begin EXTRACT PROVIDED

[Mlir-commits] [mlir] eec575e - Allow non-constant divisors in affine mod, floordiv, ceildiv.
Benoit Jacob
llvmlistbot at llvm.org
Fri Dec 16 18:27:16 PST 2022
Author: Benoit Jacob
Date: 2022-12-17T02:24:02Z
New Revision: eec575e548d114d96acb673ccb9b8a1ef795465b
URL: https://github.com/llvm/llvm-project/commit/eec575e548d114d96acb673ccb9b8a1ef795465b
DIFF: https://github.com/llvm/llvm-project/commit/eec575e548d114d96acb673ccb9b8a1ef795465b.diff
LOG: Allow non-constant divisors in affine mod, floordiv, ceildiv.
The requirement that divisor>0 is not enforced here outside of the
constant case, but how to enforce it? If I understand correctly, it is
UB and while it is nice to be able to deterministically intercept UB,
that isn't always feasible. Hopefully, keeping the existing
enforcement in the constant case is enough.
Differential Revision: https://reviews.llvm.org/D140079
Added:
Modified:
mlir/lib/Dialect/Affine/Utils/Utils.cpp
mlir/test/Conversion/AffineToStandard/lower-affine.mlir
Removed:
################################################################################
diff --git a/mlir/lib/Dialect/Affine/Utils/Utils.cpp b/mlir/lib/Dialect/Affine/Utils/Utils.cpp
index e93455a5b066d..eb7224fbdc985 100644
--- a/mlir/lib/Dialect/Affine/Utils/Utils.cpp
+++ b/mlir/lib/Dialect/Affine/Utils/Utils.cpp
@@ -73,16 +73,11 @@ class AffineApplyExpander
/// negative = a < 0 in
/// select negative, remainder + b, remainder.

end EXTRACT PROVIDED
begin ROWS

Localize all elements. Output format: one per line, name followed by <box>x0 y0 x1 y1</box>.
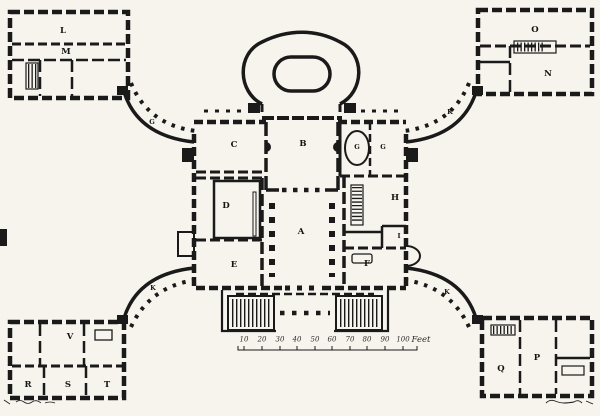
room-label-G2: G <box>380 144 386 151</box>
room-label-R: R <box>24 381 31 390</box>
room-label-T: T <box>104 381 110 390</box>
scale-tick-60: 60 <box>328 337 337 344</box>
west-porch <box>182 148 194 162</box>
east-porch <box>406 148 418 162</box>
southeast-quadrant <box>404 268 483 327</box>
engraver-signature-right <box>546 400 593 404</box>
scale-tick-30: 30 <box>276 337 285 344</box>
room-label-G1: G <box>354 144 360 151</box>
floor-plan-drawing <box>0 0 600 416</box>
northeast-quadrant <box>404 83 483 142</box>
flue-wall <box>253 192 256 236</box>
corridor-label-sw: K <box>150 285 156 292</box>
scale-tick-90: 90 <box>381 337 390 344</box>
room-label-P: P <box>534 354 540 363</box>
room-label-C: C <box>231 141 238 150</box>
corridor-label-nw: G <box>149 119 155 126</box>
central-block <box>178 111 420 288</box>
scale-tick-10: 10 <box>240 337 249 344</box>
scale-tick-40: 40 <box>293 337 302 344</box>
room-label-O: O <box>531 26 538 35</box>
south-portico <box>222 290 388 331</box>
scale-tick-20: 20 <box>258 337 267 344</box>
west-bay <box>178 232 194 256</box>
corridor-label-ne: K <box>447 109 453 116</box>
scale-tick-100: 100 <box>396 337 409 344</box>
room-label-Q: Q <box>497 365 504 374</box>
room-label-I: I <box>397 233 400 240</box>
room-label-F: F <box>364 260 370 269</box>
niche <box>333 142 338 152</box>
room-label-S: S <box>65 381 71 390</box>
room-label-N: N <box>544 70 552 79</box>
horseshoe-stair <box>243 32 359 113</box>
room-label-V: V <box>67 333 74 342</box>
corridor-label-se: K <box>444 289 450 296</box>
scale-tick-50: 50 <box>311 337 320 344</box>
niche <box>266 142 271 152</box>
room-label-A: A <box>298 228 305 237</box>
scale-bar-rule <box>238 346 417 350</box>
room-label-D: D <box>222 202 229 211</box>
room-label-B: B <box>299 140 306 149</box>
scale-tick-80: 80 <box>363 337 372 344</box>
engraver-signature-left <box>4 400 55 404</box>
floor-plan-engraving: L M O N G K K K C B G G D H A I E F V R … <box>0 0 600 416</box>
scale-unit-label: Feet <box>412 336 431 345</box>
northeast-pavilion <box>478 10 592 94</box>
room-label-H: H <box>391 194 399 203</box>
room-label-E: E <box>231 261 237 270</box>
scale-tick-70: 70 <box>346 337 355 344</box>
room-label-M: M <box>61 48 70 57</box>
room-label-L: L <box>60 27 66 36</box>
southwest-quadrant <box>117 268 196 327</box>
left-edge-wall <box>0 229 7 246</box>
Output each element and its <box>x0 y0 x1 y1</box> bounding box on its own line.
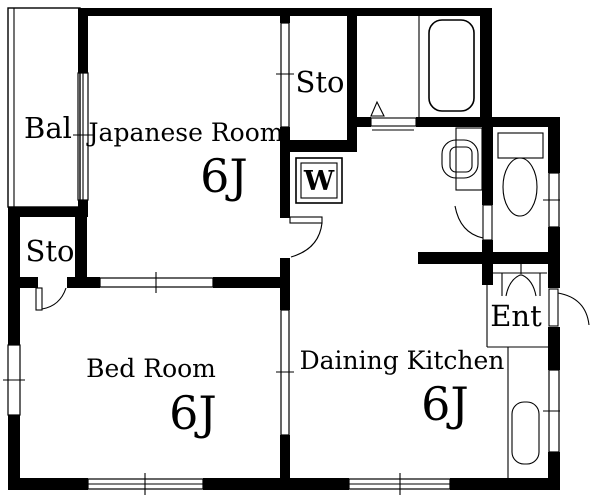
wall-toilet-left-a <box>482 127 493 205</box>
toilet-door-leaf <box>483 205 492 240</box>
storage-left-door-arc <box>42 288 66 309</box>
wall-toilet-bottom <box>493 252 553 264</box>
bathroom-door-swing-mark <box>371 102 384 116</box>
balcony-label: Bal <box>24 111 72 145</box>
wall-jroom-bottom-c <box>213 277 290 288</box>
wall-storage-left-right <box>75 207 87 288</box>
bed-room-size: 6J <box>169 386 217 440</box>
entrance-door-arc <box>558 293 589 325</box>
wall-bottom-b <box>203 478 349 490</box>
wall-storage-top-bottom <box>280 140 357 152</box>
washbasin-bowl-inner <box>450 147 472 172</box>
wall-jroom-bottom-b <box>67 277 100 288</box>
washing-machine-label: W <box>303 166 335 197</box>
wall-center-top <box>280 8 290 23</box>
wall-right-c <box>548 327 560 370</box>
dining-kitchen-label: Daining Kitchen <box>300 346 505 375</box>
kitchen-sink <box>512 402 539 464</box>
wall-right-b <box>548 227 560 288</box>
wall-bottom-a <box>8 478 88 490</box>
wall-bath-right <box>480 8 492 127</box>
jroom-dk-door-arc <box>291 223 322 257</box>
bed-room-label: Bed Room <box>86 354 216 383</box>
wall-bath-bottom-a <box>347 117 371 127</box>
storage-left-label: Sto <box>26 234 75 268</box>
wall-right-a <box>548 127 560 173</box>
bathroom-door-panel <box>371 118 416 126</box>
japanese-room-size: 6J <box>200 149 248 203</box>
entrance-mark-right-arc <box>522 275 536 296</box>
jroom-storage-sliding-door <box>281 23 289 127</box>
entrance-label: Ent <box>490 299 542 333</box>
toilet-tank <box>498 133 543 158</box>
storage-left-door-leaf <box>36 288 42 310</box>
entrance-door-leaf <box>549 289 558 326</box>
japanese-room-label: Japanese Room <box>86 118 284 147</box>
wall-center-b <box>280 258 290 310</box>
wall-washroom-bottom <box>418 252 482 264</box>
wall-bottom-c <box>450 478 560 490</box>
storage-top-label: Sto <box>296 65 345 99</box>
balcony-outline <box>8 8 80 207</box>
floor-plan-drawing: Bal Japanese Room 6J Sto W Sto Bed Room … <box>0 0 600 498</box>
floor-plan: Bal Japanese Room 6J Sto W Sto Bed Room … <box>0 0 600 498</box>
toilet-bowl <box>503 158 537 216</box>
jroom-dk-door-leaf <box>290 217 322 223</box>
wall-storage-top-right <box>347 16 357 152</box>
wall-left-lower <box>8 415 20 478</box>
wall-left-upper <box>8 207 20 278</box>
bathtub <box>429 20 474 111</box>
entrance-mark-left-arc <box>506 275 520 296</box>
toilet-door-arc <box>455 206 483 238</box>
wall-bath-bottom-b <box>416 117 560 127</box>
dining-kitchen-size: 6J <box>421 377 469 431</box>
wall-left-mid <box>8 288 20 345</box>
wall-jroom-bottom-a <box>8 277 38 288</box>
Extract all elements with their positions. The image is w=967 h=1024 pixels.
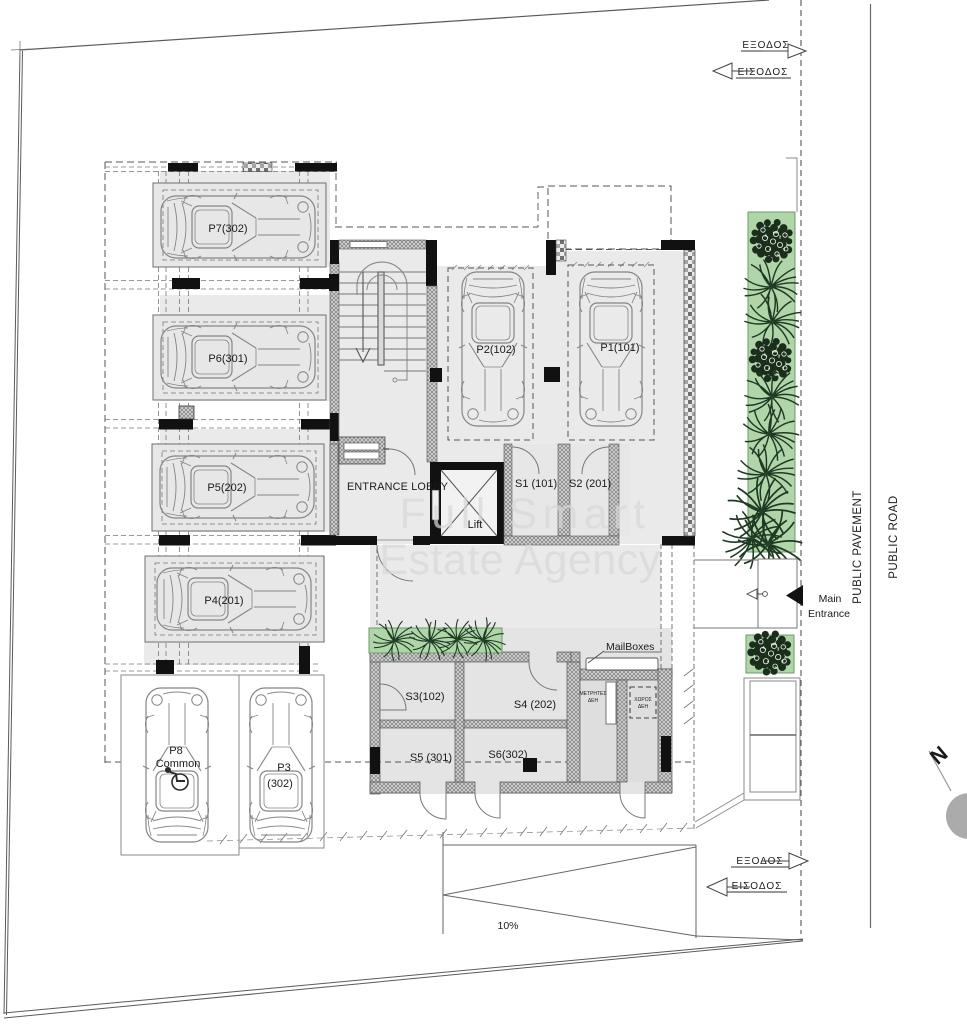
svg-text:S6(302): S6(302) [488,749,527,761]
svg-text:P7(302): P7(302) [208,223,247,235]
svg-text:Lift: Lift [468,519,483,531]
svg-text:PUBLIC PAVEMENT: PUBLIC PAVEMENT [852,490,864,604]
svg-text:Main: Main [819,593,842,605]
svg-text:P1(101): P1(101) [600,342,639,354]
svg-text:PUBLIC ROAD: PUBLIC ROAD [888,495,900,578]
svg-text:ΕΞΟΔΟΣ: ΕΞΟΔΟΣ [742,40,789,51]
svg-text:ENTRANCE LOBBY: ENTRANCE LOBBY [347,481,448,493]
svg-text:Common: Common [156,758,201,770]
svg-text:ΔΕΗ: ΔΕΗ [638,704,649,710]
svg-text:S4 (202): S4 (202) [514,699,556,711]
svg-text:ΔΕΗ: ΔΕΗ [588,698,599,704]
svg-text:Full Smart: Full Smart [400,490,651,538]
svg-text:S3(102): S3(102) [405,691,444,703]
svg-text:P3: P3 [277,762,290,774]
svg-text:ΜΕΤΡΗΤΕΣ: ΜΕΤΡΗΤΕΣ [580,691,607,697]
svg-text:(302): (302) [267,778,293,790]
svg-text:ΕΙΣΟΔΟΣ: ΕΙΣΟΔΟΣ [738,67,789,78]
svg-text:Estate Agency: Estate Agency [379,536,660,584]
svg-text:10%: 10% [497,920,518,932]
svg-text:S1 (101): S1 (101) [515,478,557,490]
svg-text:S5 (301): S5 (301) [410,752,452,764]
svg-text:P2(102): P2(102) [476,344,515,356]
svg-text:S2 (201): S2 (201) [569,478,611,490]
svg-text:MailBoxes: MailBoxes [606,641,654,653]
svg-text:ΧΩΡΟΣ: ΧΩΡΟΣ [634,697,651,703]
svg-text:P8: P8 [169,745,182,757]
svg-text:P4(201): P4(201) [204,595,243,607]
svg-text:Entrance: Entrance [808,608,850,620]
svg-text:P5(202): P5(202) [207,482,246,494]
svg-text:P6(301): P6(301) [208,353,247,365]
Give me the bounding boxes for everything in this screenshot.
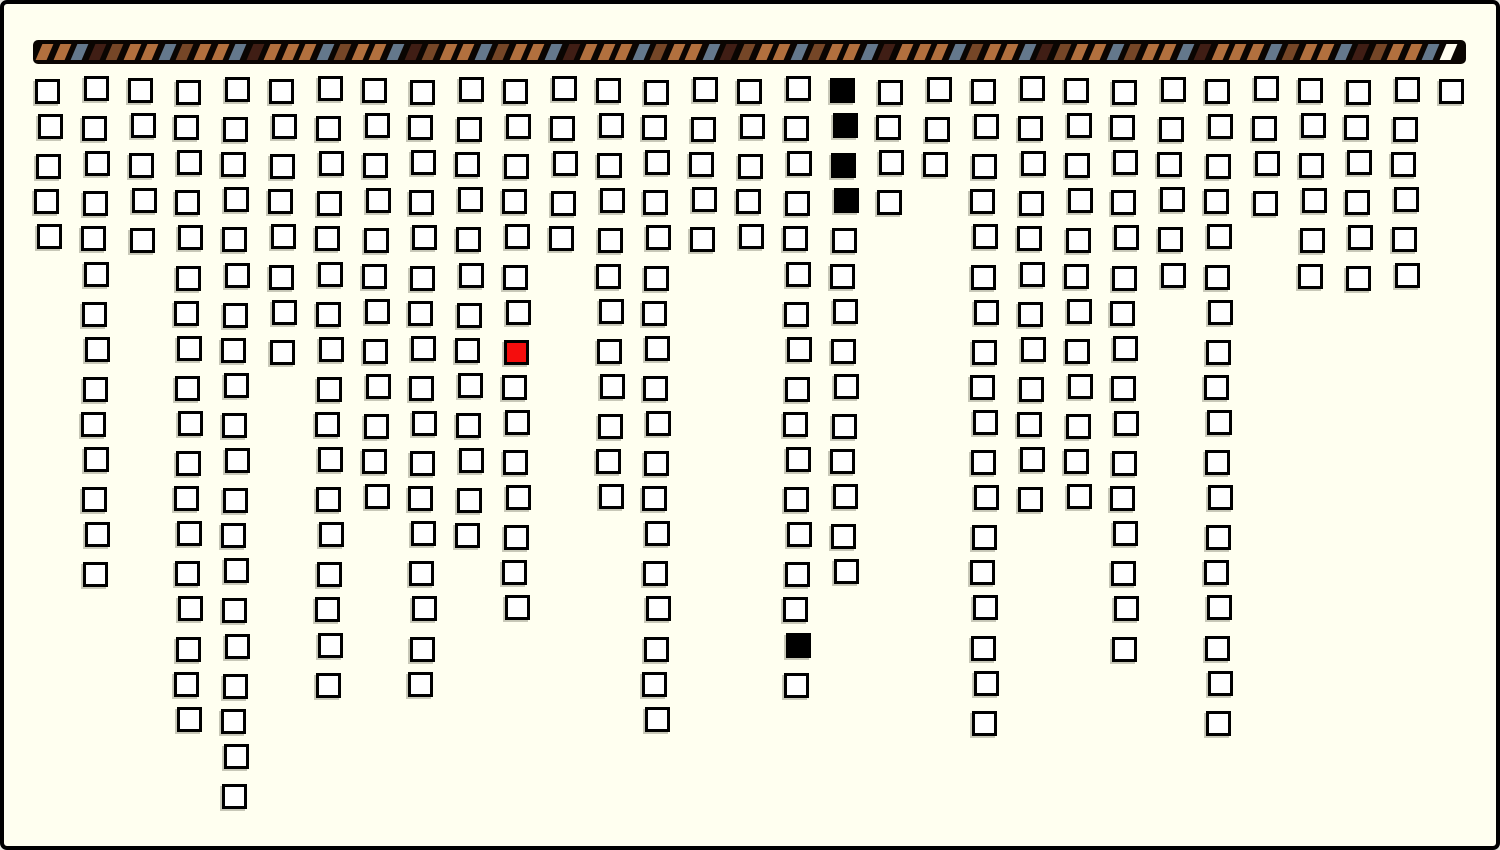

end ROWS

§ **TASKS TO CARRY OUT**:
1. In the rows, copy out the stretch from the line containing "wall-toilet-left-a <box>482 127 493 205</box>" through the line containing "entrance-door-arc <box>558 293 589 325</box>", keeping every line unchanged.
2. Carry on the commit email about non-constant divisors in affine mod, floordiv and ceildiv from the point where it stops.

§ **ANSWERS BELOW**:
1.
wall-toilet-left-a <box>482 127 493 205</box>
toilet-door-leaf <box>483 205 492 240</box>
storage-left-door-arc <box>42 288 66 309</box>
wall-toilet-bottom <box>493 252 553 264</box>
bathroom-door-swing-mark <box>371 102 384 116</box>
balcony-label: Bal <box>24 111 72 145</box>
wall-jroom-bottom-c <box>213 277 290 288</box>
wall-storage-left-right <box>75 207 87 288</box>
bed-room-size: 6J <box>169 386 217 440</box>
entrance-door-arc <box>558 293 589 325</box>

2.
Value visitModExpr(AffineBinaryOpExpr expr) {
- auto rhsConst = expr.getRHS().dyn_cast<AffineConstantExpr>();
- if (!rhsConst) {
- emitError(
- loc,
- "semi-affine expressions (modulo by non-const) are not supported");
- return nullptr;
- }
- if (rhsConst.getValue() <= 0) {
- emitError(loc, "modulo by non-positive value is not supported");
- return nullptr;
+ if (auto rhsConst = expr.getRHS().dyn_cast<AffineConstantExpr>()) {
+ if (rhsConst.getValue() <= 0) {
+ emitError(loc, "modulo by non-positive value is not supported");
+ return nullptr;
+ }
}
auto lhs = visit(expr.getLHS());
@@ -110,19 +105,20 @@ class AffineApplyExpander
/// let absolute = negative ? -a - 1 : a in
/// let quotient = absolute / b in
/// negative ? -quotient - 1 : quotient
+ ///
+ /// Note: this lowering does not use arith.floordivsi because the lowering of
+ /// that to arith.divsi (see populateCeilFloorDivExpandOpsPatterns) generates
+ /// not one but two arith.divsi. That could be changed to one divsi, but one
+ /// way or another, going through arith.floordivsi will result in more complex
+ /// IR because arith.floordivsi is more general than affine floordiv in that
+ /// it supports negative RHS.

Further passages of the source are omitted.